Reproduce every line of the material below without changing a word, and leave out the pictures.

┄┄┄┄┄┄┄┄┄┄┄┄┄┄┄┄┄┄┄┄

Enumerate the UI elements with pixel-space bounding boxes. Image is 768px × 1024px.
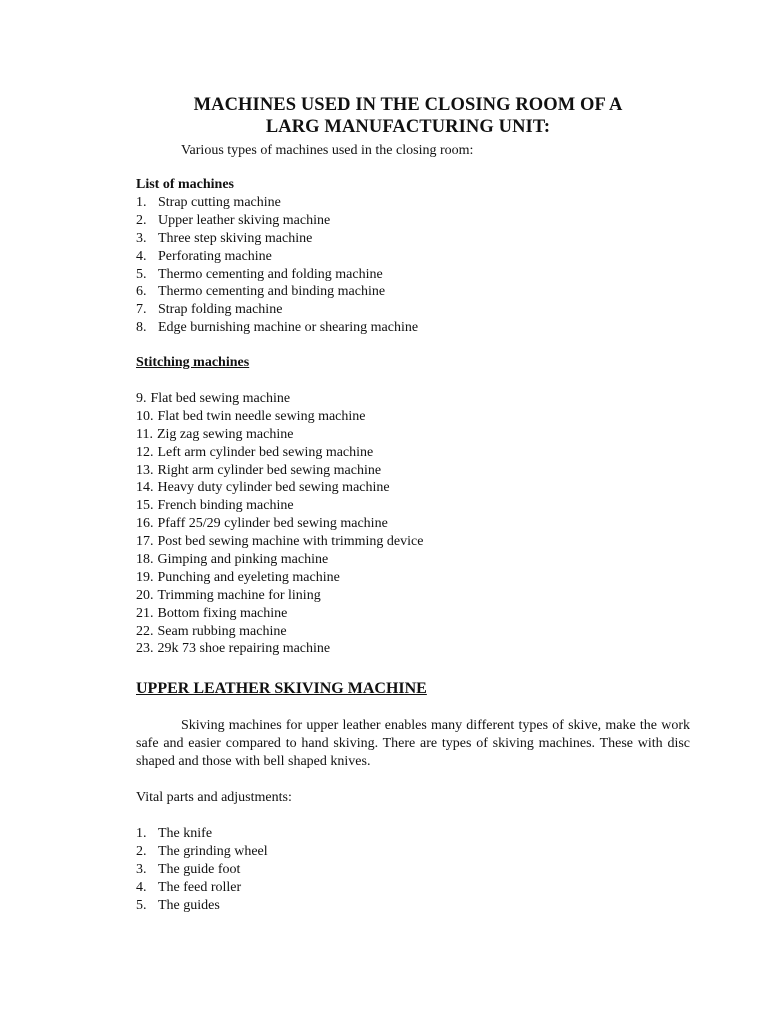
list-item-number: 1. [136, 195, 147, 210]
list-item [136, 843, 268, 861]
list-item [136, 212, 418, 230]
list-item [136, 861, 268, 879]
list-item-number: 3. [136, 861, 147, 877]
list-item-text: Trimming machine for lining [157, 587, 321, 603]
document-title-line-1: MACHINES USED IN THE CLOSING ROOM OF A [193, 95, 623, 115]
list-item [136, 408, 423, 426]
list-item-number: 19. [136, 569, 154, 585]
list-item-text: Thermo cementing and folding machine [158, 266, 383, 282]
list-item [136, 897, 268, 915]
vital-parts-list [136, 825, 268, 914]
list-item-text: Perforating machine [158, 248, 272, 264]
vital-parts-heading: Vital parts and adjustments: [136, 790, 292, 805]
list-item [136, 640, 423, 658]
list-item [136, 825, 268, 843]
section-heading: UPPER LEATHER SKIVING MACHINE [136, 680, 427, 697]
list-item [136, 444, 423, 462]
list-item-number: 12. [136, 444, 154, 460]
list-item-number: 5. [136, 266, 147, 282]
list-item-text: Heavy duty cylinder bed sewing machine [157, 480, 390, 496]
list-item-number: 1. [136, 826, 147, 841]
list-item-number: 13. [136, 462, 154, 478]
list-item-number: 21. [136, 605, 154, 621]
list-item-number: 15. [136, 498, 154, 514]
list-item-text: Flat bed twin needle sewing machine [157, 408, 366, 424]
list-item [136, 194, 418, 212]
list-item [136, 497, 423, 515]
list-item-number: 10. [136, 408, 154, 424]
list-item-text: Bottom fixing machine [157, 605, 288, 621]
list-item-text: Right arm cylinder bed sewing machine [157, 462, 382, 478]
list-item-number: 6. [136, 284, 147, 300]
list-item-number: 11. [136, 426, 153, 442]
stitching-heading: Stitching machines [136, 355, 250, 370]
list-item-text: Edge burnishing machine or shearing machine [158, 320, 419, 336]
list-item-text: Flat bed sewing machine [150, 391, 291, 406]
list-item-text: 29k 73 shoe repairing machine [157, 641, 331, 657]
list-item-number: 4. [136, 248, 147, 264]
list-item-number: 14. [136, 480, 154, 496]
list-item-text: Post bed sewing machine with trimming device [157, 534, 424, 550]
list-item-number: 3. [136, 230, 147, 246]
list-item-text: The feed roller [158, 879, 242, 895]
list-heading: List of machines [136, 177, 234, 192]
list-item-number: 4. [136, 879, 147, 895]
list-item-text: Three step skiving machine [158, 230, 313, 246]
list-item [136, 462, 423, 480]
list-item-text: Strap cutting machine [158, 195, 281, 210]
list-item [136, 605, 423, 623]
list-item-number: 23. [136, 641, 154, 657]
list-item-number: 2. [136, 212, 147, 228]
list-item-text: Pfaff 25/29 cylinder bed sewing machine [157, 516, 388, 532]
list-item-number: 17. [136, 534, 154, 550]
list-item [136, 301, 418, 319]
intro-text: Various types of machines used in the closing room: [181, 143, 474, 158]
list-item [136, 587, 423, 605]
list-item-text: French binding machine [157, 498, 294, 514]
list-item [136, 283, 418, 301]
list-item-number: 7. [136, 302, 147, 318]
list-item-text: The guides [158, 897, 220, 913]
list-item-number: 8. [136, 320, 147, 336]
list-item-number: 22. [136, 623, 154, 639]
list-item [136, 248, 418, 266]
document-title-line-2: LARG MANUFACTURING UNIT: [265, 117, 551, 137]
list-item [136, 879, 268, 897]
list-item [136, 426, 423, 444]
list-item-text: Zig zag sewing machine [156, 426, 294, 442]
list-item-number: 2. [136, 843, 147, 859]
list-item-text: Upper leather skiving machine [158, 212, 331, 228]
list-item [136, 569, 423, 587]
list-item [136, 515, 423, 533]
list-item-number: 5. [136, 897, 147, 913]
list-item-text: Gimping and pinking machine [157, 552, 329, 568]
list-item [136, 623, 423, 641]
list-item [136, 533, 423, 551]
stitching-machines-list [136, 390, 423, 658]
skiving-paragraph: Skiving machines for upper leather enables many different types of skive, make the work safe and easier compared to hand skiving. There are types of skiving machines. These with disc shaped and those with bell shaped knives. [136, 718, 690, 769]
list-item-text: Strap folding machine [158, 302, 283, 318]
list-item-number: 20. [136, 587, 154, 603]
machines-list [136, 194, 418, 337]
list-item-text: Thermo cementing and binding machine [158, 284, 386, 300]
list-item [136, 266, 418, 284]
list-item-number: 16. [136, 516, 154, 532]
list-item-text: The grinding wheel [158, 843, 268, 859]
list-item-text: Left arm cylinder bed sewing machine [157, 444, 374, 460]
list-item [136, 551, 423, 569]
list-item-text: The guide foot [158, 861, 241, 877]
list-item-text: The knife [158, 826, 213, 841]
list-item [136, 479, 423, 497]
list-item-number: 9. [136, 391, 147, 406]
list-item-text: Punching and eyeleting machine [157, 569, 340, 585]
list-item-number: 18. [136, 552, 154, 568]
list-item [136, 230, 418, 248]
list-item [136, 319, 418, 337]
list-item [136, 390, 423, 408]
list-item-text: Seam rubbing machine [157, 623, 287, 639]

┄┄┄┄┄┄┄┄┄┄┄┄┄┄┄┄┄┄┄┄

*Correct answer*.
Enumerate the UI elements with pixel-space bounding boxes. Image is 768px × 1024px.
list-item-number: 1. [136, 195, 147, 210]
list-item [136, 843, 268, 861]
list-item [136, 212, 418, 230]
list-item [136, 861, 268, 879]
list-item-number: 3. [136, 861, 147, 877]
list-item-text: Trimming machine for lining [157, 587, 321, 603]
document-title-line-1: MACHINES USED IN THE CLOSING ROOM OF A [193, 95, 623, 115]
list-item [136, 408, 423, 426]
list-item-number: 19. [136, 569, 154, 585]
list-item-text: Thermo cementing and folding machine [158, 266, 383, 282]
list-item [136, 897, 268, 915]
vital-parts-list [136, 825, 268, 914]
list-item-text: Perforating machine [158, 248, 272, 264]
vital-parts-heading: Vital parts and adjustments: [136, 790, 292, 805]
list-item [136, 640, 423, 658]
list-item [136, 825, 268, 843]
section-heading: UPPER LEATHER SKIVING MACHINE [136, 680, 427, 697]
list-item [136, 444, 423, 462]
list-item-number: 12. [136, 444, 154, 460]
list-item-number: 5. [136, 266, 147, 282]
list-item-text: Heavy duty cylinder bed sewing machine [157, 480, 390, 496]
list-item-number: 1. [136, 826, 147, 841]
list-item-number: 13. [136, 462, 154, 478]
list-item-number: 21. [136, 605, 154, 621]
list-item-number: 15. [136, 498, 154, 514]
list-item-text: Flat bed twin needle sewing machine [157, 408, 366, 424]
list-item [136, 194, 418, 212]
list-item [136, 497, 423, 515]
list-item-number: 10. [136, 408, 154, 424]
list-item-text: Bottom fixing machine [157, 605, 288, 621]
list-item-text: Right arm cylinder bed sewing machine [157, 462, 382, 478]
list-item-number: 6. [136, 284, 147, 300]
list-item-number: 11. [136, 426, 153, 442]
stitching-heading: Stitching machines [136, 355, 250, 370]
list-item-text: Edge burnishing machine or shearing machine [158, 320, 419, 336]
list-item-text: Flat bed sewing machine [150, 391, 291, 406]
list-item-text: 29k 73 shoe repairing machine [157, 641, 331, 657]
list-item-number: 4. [136, 248, 147, 264]
list-item-number: 14. [136, 480, 154, 496]
list-item-text: Post bed sewing machine with trimming device [157, 534, 424, 550]
list-item-number: 3. [136, 230, 147, 246]
list-item-text: The feed roller [158, 879, 242, 895]
list-heading: List of machines [136, 177, 234, 192]
list-item-number: 4. [136, 879, 147, 895]
list-item-text: Three step skiving machine [158, 230, 313, 246]
list-item [136, 462, 423, 480]
list-item-text: Strap cutting machine [158, 195, 281, 210]
list-item [136, 605, 423, 623]
list-item-number: 23. [136, 641, 154, 657]
list-item-number: 2. [136, 212, 147, 228]
list-item-text: Pfaff 25/29 cylinder bed sewing machine [157, 516, 388, 532]
list-item-number: 17. [136, 534, 154, 550]
list-item [136, 301, 418, 319]
intro-text: Various types of machines used in the closing room: [181, 143, 474, 158]
list-item [136, 587, 423, 605]
list-item-text: French binding machine [157, 498, 294, 514]
list-item [136, 283, 418, 301]
list-item-number: 7. [136, 302, 147, 318]
list-item-text: The guides [158, 897, 220, 913]
list-item-number: 8. [136, 320, 147, 336]
list-item-number: 22. [136, 623, 154, 639]
list-item [136, 248, 418, 266]
document-title-line-2: LARG MANUFACTURING UNIT: [265, 117, 551, 137]
list-item [136, 879, 268, 897]
list-item [136, 426, 423, 444]
list-item-text: Zig zag sewing machine [156, 426, 294, 442]
list-item-number: 2. [136, 843, 147, 859]
list-item-text: Upper leather skiving machine [158, 212, 331, 228]
list-item [136, 569, 423, 587]
list-item [136, 515, 423, 533]
list-item-number: 5. [136, 897, 147, 913]
list-item-text: Gimping and pinking machine [157, 552, 329, 568]
list-item [136, 623, 423, 641]
list-item [136, 533, 423, 551]
stitching-machines-list [136, 390, 423, 658]
skiving-paragraph: Skiving machines for upper leather enables many different types of skive, make the work safe and easier compared to hand skiving. There are types of skiving machines. These with disc shaped and those with bell shaped knives. [136, 718, 690, 769]
list-item-text: Strap folding machine [158, 302, 283, 318]
list-item-number: 20. [136, 587, 154, 603]
machines-list [136, 194, 418, 337]
list-item-text: Thermo cementing and binding machine [158, 284, 386, 300]
list-item [136, 266, 418, 284]
list-item-number: 16. [136, 516, 154, 532]
list-item-text: The grinding wheel [158, 843, 268, 859]
list-item-text: Left arm cylinder bed sewing machine [157, 444, 374, 460]
list-item [136, 551, 423, 569]
list-item-text: The guide foot [158, 861, 241, 877]
list-item-text: The knife [158, 826, 213, 841]
list-item [136, 479, 423, 497]
list-item-number: 9. [136, 391, 147, 406]
list-item-text: Punching and eyeleting machine [157, 569, 340, 585]
list-item-number: 18. [136, 552, 154, 568]
list-item [136, 230, 418, 248]
list-item [136, 319, 418, 337]
list-item [136, 390, 423, 408]
list-item-text: Seam rubbing machine [157, 623, 287, 639]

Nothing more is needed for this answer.